◆ **WORK TO COMPLETE**: Copy out each line of the items below without changing anything.

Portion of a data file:
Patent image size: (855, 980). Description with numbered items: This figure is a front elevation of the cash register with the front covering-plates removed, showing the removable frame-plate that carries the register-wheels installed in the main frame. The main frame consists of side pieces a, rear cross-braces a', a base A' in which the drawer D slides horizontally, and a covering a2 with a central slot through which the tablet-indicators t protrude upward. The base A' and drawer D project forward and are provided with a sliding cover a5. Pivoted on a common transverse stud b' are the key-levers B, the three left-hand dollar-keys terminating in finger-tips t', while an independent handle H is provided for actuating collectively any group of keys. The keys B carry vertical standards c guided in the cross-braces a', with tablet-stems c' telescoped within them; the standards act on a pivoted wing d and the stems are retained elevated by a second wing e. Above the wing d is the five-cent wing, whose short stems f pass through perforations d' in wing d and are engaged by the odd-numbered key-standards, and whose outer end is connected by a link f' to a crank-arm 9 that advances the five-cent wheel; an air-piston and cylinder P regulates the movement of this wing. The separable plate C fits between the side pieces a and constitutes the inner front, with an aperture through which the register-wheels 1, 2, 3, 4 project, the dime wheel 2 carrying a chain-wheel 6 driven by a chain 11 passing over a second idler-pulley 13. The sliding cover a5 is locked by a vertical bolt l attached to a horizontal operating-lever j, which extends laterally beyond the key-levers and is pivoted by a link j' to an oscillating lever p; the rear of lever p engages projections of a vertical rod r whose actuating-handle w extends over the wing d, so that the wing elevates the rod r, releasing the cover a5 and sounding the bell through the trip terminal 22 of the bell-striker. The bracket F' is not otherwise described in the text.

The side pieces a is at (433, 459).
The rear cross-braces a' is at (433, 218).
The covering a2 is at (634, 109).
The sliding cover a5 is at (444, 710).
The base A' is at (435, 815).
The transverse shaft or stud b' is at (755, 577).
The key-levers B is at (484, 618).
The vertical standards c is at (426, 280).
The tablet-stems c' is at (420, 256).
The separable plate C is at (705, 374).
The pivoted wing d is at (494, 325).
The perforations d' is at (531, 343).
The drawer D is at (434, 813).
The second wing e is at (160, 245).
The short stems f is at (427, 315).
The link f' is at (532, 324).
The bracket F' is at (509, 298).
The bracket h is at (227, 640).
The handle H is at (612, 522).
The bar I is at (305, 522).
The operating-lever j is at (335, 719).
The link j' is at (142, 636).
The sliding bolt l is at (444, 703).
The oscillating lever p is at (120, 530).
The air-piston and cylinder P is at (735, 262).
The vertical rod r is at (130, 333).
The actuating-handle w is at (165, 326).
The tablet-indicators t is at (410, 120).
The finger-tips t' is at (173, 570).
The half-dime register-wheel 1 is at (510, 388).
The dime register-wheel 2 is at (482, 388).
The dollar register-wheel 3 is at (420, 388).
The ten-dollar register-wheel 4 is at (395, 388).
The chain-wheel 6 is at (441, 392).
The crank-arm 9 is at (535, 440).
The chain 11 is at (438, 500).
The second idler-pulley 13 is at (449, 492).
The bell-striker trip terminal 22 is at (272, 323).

◆ **TASK SOLUTION**:
Patent image size: (855, 980). Description with numbered items: This figure is a front elevation of the cash register with the front covering-plates removed, showing the removable frame-plate that carries the register-wheels installed in the main frame. The main frame consists of side pieces a, rear cross-braces a', a base A' in which the drawer D slides horizontally, and a covering a2 with a central slot through which the tablet-indicators t protrude upward. The base A' and drawer D project forward and are provided with a sliding cover a5. Pivoted on a common transverse stud b' are the key-levers B, the three left-hand dollar-keys terminating in finger-tips t', while an independent handle H is provided for actuating collectively any group of keys. The keys B carry vertical standards c guided in the cross-braces a', with tablet-stems c' telescoped within them; the standards act on a pivoted wing d and the stems are retained elevated by a second wing e. Above the wing d is the five-cent wing, whose short stems f pass through perforations d' in wing d and are engaged by the odd-numbered key-standards, and whose outer end is connected by a link f' to a crank-arm 9 that advances the five-cent wheel; an air-piston and cylinder P regulates the movement of this wing. The separable plate C fits between the side pieces a and constitutes the inner front, with an aperture through which the register-wheels 1, 2, 3, 4 project, the dime wheel 2 carrying a chain-wheel 6 driven by a chain 11 passing over a second idler-pulley 13. The sliding cover a5 is locked by a vertical bolt l attached to a horizontal operating-lever j, which extends laterally beyond the key-levers and is pivoted by a link j' to an oscillating lever p; the rear of lever p engages projections of a vertical rod r whose actuating-handle w extends over the wing d, so that the wing elevates the rod r, releasing the cover a5 and sounding the bell through the trip terminal 22 of the bell-striker. The bracket F' is not otherwise described in the text.

The side pieces a is at (433, 459).
The rear cross-braces a' is at (433, 218).
The covering a2 is at (634, 109).
The sliding cover a5 is at (444, 710).
The base A' is at (435, 815).
The transverse shaft or stud b' is at (755, 577).
The key-levers B is at (484, 618).
The vertical standards c is at (426, 280).
The tablet-stems c' is at (420, 256).
The separable plate C is at (705, 374).
The pivoted wing d is at (494, 325).
The perforations d' is at (531, 343).
The drawer D is at (434, 813).
The second wing e is at (160, 245).
The short stems f is at (427, 315).
The link f' is at (532, 324).
The bracket F' is at (509, 298).
The bracket h is at (227, 640).
The handle H is at (612, 522).
The bar I is at (305, 522).
The operating-lever j is at (335, 719).
The link j' is at (142, 636).
The sliding bolt l is at (444, 703).
The oscillating lever p is at (120, 530).
The air-piston and cylinder P is at (735, 262).
The vertical rod r is at (130, 333).
The actuating-handle w is at (165, 326).
The tablet-indicators t is at (410, 120).
The finger-tips t' is at (173, 570).
The half-dime register-wheel 1 is at (510, 388).
The dime register-wheel 2 is at (482, 388).
The dollar register-wheel 3 is at (420, 388).
The ten-dollar register-wheel 4 is at (395, 388).
The chain-wheel 6 is at (441, 392).
The crank-arm 9 is at (535, 440).
The chain 11 is at (438, 500).
The second idler-pulley 13 is at (449, 492).
The bell-striker trip terminal 22 is at (272, 323).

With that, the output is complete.